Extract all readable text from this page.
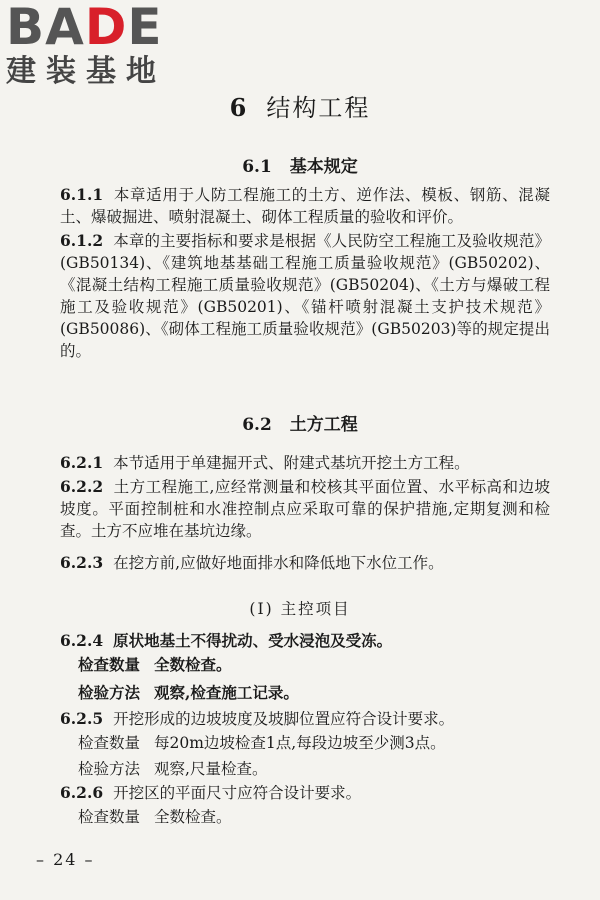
BADE
建装基地
6 结构工程
6.1 基本规定
6.1.1 本章适用于人防工程施工的土方、逆作法、模板、钢筋、混凝土、爆破掘进、喷射混凝土、砌体工程质量的验收和评价。
6.1.2 本章的主要指标和要求是根据《人民防空工程施工及验收规范》(GB50134)、《建筑地基基础工程施工质量验收规范》(GB50202)、《混凝土结构工程施工质量验收规范》(GB50204)、《土方与爆破工程施工及验收规范》(GB50201)、《锚杆喷射混凝土支护技术规范》(GB50086)、《砌体工程施工质量验收规范》(GB50203)等的规定提出的。
6.2 土方工程
6.2.1 本节适用于单建掘开式、附建式基坑开挖土方工程。
6.2.2 土方工程施工,应经常测量和校核其平面位置、水平标高和边坡坡度。平面控制桩和水准控制点应采取可靠的保护措施,定期复测和检查。土方不应堆在基坑边缘。
6.2.3 在挖方前,应做好地面排水和降低地下水位工作。
(Ⅰ) 主控项目
6.2.4 原状地基土不得扰动、受水浸泡及受冻。
检查数量 全数检查。
检验方法 观察,检查施工记录。
6.2.5 开挖形成的边坡坡度及坡脚位置应符合设计要求。
检查数量 每20m边坡检查1点,每段边坡至少测3点。
检验方法 观察,尺量检查。
6.2.6 开挖区的平面尺寸应符合设计要求。
检查数量 全数检查。
– 24 –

——

Exercise: Write out each entry exactly as given, omitting any picture.

Task result:
Extract all readable text from this page.
BADE
建装基地
6 结构工程
6.1 基本规定
6.1.1 本章适用于人防工程施工的土方、逆作法、模板、钢筋、混凝土、爆破掘进、喷射混凝土、砌体工程质量的验收和评价。
6.1.2 本章的主要指标和要求是根据《人民防空工程施工及验收规范》(GB50134)、《建筑地基基础工程施工质量验收规范》(GB50202)、《混凝土结构工程施工质量验收规范》(GB50204)、《土方与爆破工程施工及验收规范》(GB50201)、《锚杆喷射混凝土支护技术规范》(GB50086)、《砌体工程施工质量验收规范》(GB50203)等的规定提出的。
6.2 土方工程
6.2.1 本节适用于单建掘开式、附建式基坑开挖土方工程。
6.2.2 土方工程施工,应经常测量和校核其平面位置、水平标高和边坡坡度。平面控制桩和水准控制点应采取可靠的保护措施,定期复测和检查。土方不应堆在基坑边缘。
6.2.3 在挖方前,应做好地面排水和降低地下水位工作。
(Ⅰ) 主控项目
6.2.4 原状地基土不得扰动、受水浸泡及受冻。
检查数量 全数检查。
检验方法 观察,检查施工记录。
6.2.5 开挖形成的边坡坡度及坡脚位置应符合设计要求。
检查数量 每20m边坡检查1点,每段边坡至少测3点。
检验方法 观察,尺量检查。
6.2.6 开挖区的平面尺寸应符合设计要求。
检查数量 全数检查。
– 24 –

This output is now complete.